[Entries with figure data]
----

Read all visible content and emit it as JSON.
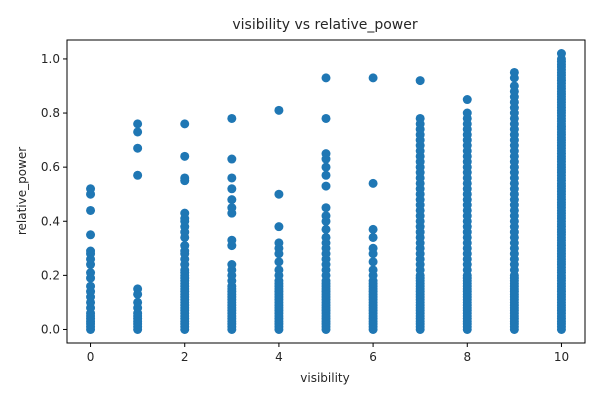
{
  "chart_data": {
    "type": "scatter",
    "title": "visibility vs relative_power",
    "xlabel": "visibility",
    "ylabel": "relative_power",
    "xlim": [
      -0.5,
      10.5
    ],
    "ylim": [
      -0.05,
      1.07
    ],
    "x_ticks": [
      0,
      2,
      4,
      6,
      8,
      10
    ],
    "x_tick_labels": [
      "0",
      "2",
      "4",
      "6",
      "8",
      "10"
    ],
    "y_ticks": [
      0.0,
      0.2,
      0.4,
      0.6,
      0.8,
      1.0
    ],
    "y_tick_labels": [
      "0.0",
      "0.2",
      "0.4",
      "0.6",
      "0.8",
      "1.0"
    ],
    "grid": false,
    "marker_color": "#1f77b4",
    "series": [
      {
        "x_groups": [
          {
            "x": 0,
            "y": [
              0.0,
              0.01,
              0.02,
              0.03,
              0.04,
              0.05,
              0.06,
              0.08,
              0.1,
              0.12,
              0.14,
              0.16,
              0.19,
              0.21,
              0.24,
              0.26,
              0.28,
              0.29,
              0.35,
              0.44,
              0.5,
              0.52
            ]
          },
          {
            "x": 1,
            "y": [
              0.0,
              0.01,
              0.02,
              0.03,
              0.04,
              0.05,
              0.06,
              0.08,
              0.1,
              0.13,
              0.15,
              0.57,
              0.67,
              0.73,
              0.76
            ]
          },
          {
            "x": 2,
            "y": [
              0.0,
              0.01,
              0.02,
              0.03,
              0.04,
              0.05,
              0.06,
              0.07,
              0.08,
              0.09,
              0.1,
              0.11,
              0.12,
              0.13,
              0.14,
              0.15,
              0.16,
              0.17,
              0.18,
              0.19,
              0.2,
              0.21,
              0.22,
              0.24,
              0.26,
              0.28,
              0.29,
              0.31,
              0.34,
              0.36,
              0.38,
              0.4,
              0.41,
              0.43,
              0.55,
              0.56,
              0.64,
              0.76
            ]
          },
          {
            "x": 3,
            "y": [
              0.0,
              0.01,
              0.02,
              0.03,
              0.04,
              0.05,
              0.06,
              0.07,
              0.08,
              0.09,
              0.1,
              0.11,
              0.12,
              0.13,
              0.14,
              0.15,
              0.16,
              0.18,
              0.2,
              0.22,
              0.24,
              0.31,
              0.33,
              0.43,
              0.45,
              0.48,
              0.52,
              0.56,
              0.63,
              0.78
            ]
          },
          {
            "x": 4,
            "y": [
              0.0,
              0.01,
              0.02,
              0.03,
              0.04,
              0.05,
              0.06,
              0.07,
              0.08,
              0.09,
              0.1,
              0.11,
              0.12,
              0.13,
              0.14,
              0.15,
              0.16,
              0.17,
              0.18,
              0.2,
              0.22,
              0.25,
              0.28,
              0.3,
              0.32,
              0.38,
              0.5,
              0.81
            ]
          },
          {
            "x": 5,
            "y": [
              0.0,
              0.01,
              0.02,
              0.03,
              0.04,
              0.05,
              0.06,
              0.07,
              0.08,
              0.09,
              0.1,
              0.11,
              0.12,
              0.13,
              0.14,
              0.15,
              0.16,
              0.17,
              0.18,
              0.2,
              0.22,
              0.24,
              0.26,
              0.28,
              0.3,
              0.32,
              0.34,
              0.37,
              0.4,
              0.42,
              0.45,
              0.53,
              0.57,
              0.6,
              0.63,
              0.65,
              0.78,
              0.93
            ]
          },
          {
            "x": 6,
            "y": [
              0.0,
              0.01,
              0.02,
              0.03,
              0.04,
              0.05,
              0.06,
              0.07,
              0.08,
              0.09,
              0.1,
              0.11,
              0.12,
              0.13,
              0.14,
              0.15,
              0.16,
              0.17,
              0.18,
              0.2,
              0.22,
              0.25,
              0.28,
              0.3,
              0.34,
              0.37,
              0.54,
              0.93
            ]
          },
          {
            "x": 7,
            "y": [
              0.0,
              0.01,
              0.02,
              0.03,
              0.04,
              0.05,
              0.06,
              0.07,
              0.08,
              0.09,
              0.1,
              0.11,
              0.12,
              0.13,
              0.14,
              0.15,
              0.16,
              0.17,
              0.18,
              0.19,
              0.2,
              0.22,
              0.24,
              0.26,
              0.28,
              0.3,
              0.32,
              0.34,
              0.36,
              0.38,
              0.4,
              0.42,
              0.44,
              0.46,
              0.48,
              0.5,
              0.52,
              0.54,
              0.56,
              0.58,
              0.6,
              0.62,
              0.64,
              0.66,
              0.68,
              0.7,
              0.72,
              0.74,
              0.76,
              0.78,
              0.92
            ]
          },
          {
            "x": 8,
            "y": [
              0.0,
              0.01,
              0.02,
              0.03,
              0.04,
              0.05,
              0.06,
              0.07,
              0.08,
              0.09,
              0.1,
              0.11,
              0.12,
              0.13,
              0.14,
              0.15,
              0.16,
              0.17,
              0.18,
              0.19,
              0.2,
              0.22,
              0.24,
              0.26,
              0.28,
              0.3,
              0.32,
              0.34,
              0.36,
              0.38,
              0.4,
              0.42,
              0.44,
              0.46,
              0.48,
              0.5,
              0.52,
              0.54,
              0.56,
              0.58,
              0.6,
              0.62,
              0.64,
              0.66,
              0.68,
              0.7,
              0.72,
              0.74,
              0.76,
              0.78,
              0.8,
              0.85
            ]
          },
          {
            "x": 9,
            "y": [
              0.0,
              0.01,
              0.02,
              0.03,
              0.04,
              0.05,
              0.06,
              0.07,
              0.08,
              0.09,
              0.1,
              0.11,
              0.12,
              0.13,
              0.14,
              0.15,
              0.16,
              0.17,
              0.18,
              0.19,
              0.2,
              0.22,
              0.24,
              0.26,
              0.28,
              0.3,
              0.32,
              0.34,
              0.36,
              0.38,
              0.4,
              0.42,
              0.44,
              0.46,
              0.48,
              0.5,
              0.52,
              0.54,
              0.56,
              0.58,
              0.6,
              0.62,
              0.64,
              0.66,
              0.68,
              0.7,
              0.72,
              0.74,
              0.76,
              0.78,
              0.8,
              0.82,
              0.84,
              0.86,
              0.88,
              0.9,
              0.93,
              0.95
            ]
          },
          {
            "x": 10,
            "y": [
              0.0,
              0.01,
              0.02,
              0.03,
              0.04,
              0.05,
              0.06,
              0.07,
              0.08,
              0.09,
              0.1,
              0.11,
              0.12,
              0.13,
              0.14,
              0.15,
              0.16,
              0.17,
              0.18,
              0.19,
              0.2,
              0.21,
              0.22,
              0.23,
              0.24,
              0.25,
              0.26,
              0.27,
              0.28,
              0.29,
              0.3,
              0.31,
              0.32,
              0.33,
              0.34,
              0.35,
              0.36,
              0.37,
              0.38,
              0.39,
              0.4,
              0.41,
              0.42,
              0.43,
              0.44,
              0.45,
              0.46,
              0.47,
              0.48,
              0.49,
              0.5,
              0.51,
              0.52,
              0.53,
              0.54,
              0.55,
              0.56,
              0.57,
              0.58,
              0.59,
              0.6,
              0.61,
              0.62,
              0.63,
              0.64,
              0.65,
              0.66,
              0.67,
              0.68,
              0.69,
              0.7,
              0.71,
              0.72,
              0.73,
              0.74,
              0.75,
              0.76,
              0.77,
              0.78,
              0.79,
              0.8,
              0.81,
              0.82,
              0.83,
              0.84,
              0.85,
              0.86,
              0.87,
              0.88,
              0.89,
              0.9,
              0.91,
              0.92,
              0.93,
              0.94,
              0.95,
              0.96,
              0.97,
              0.98,
              0.99,
              1.0,
              1.02
            ]
          }
        ]
      }
    ]
  }
}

----

--- Aim ---
In the records above, locate every line with the string "visibility" and copy it.

--- Solution for this problem ---
    "title": "visibility vs relative_power",
    "xlabel": "visibility",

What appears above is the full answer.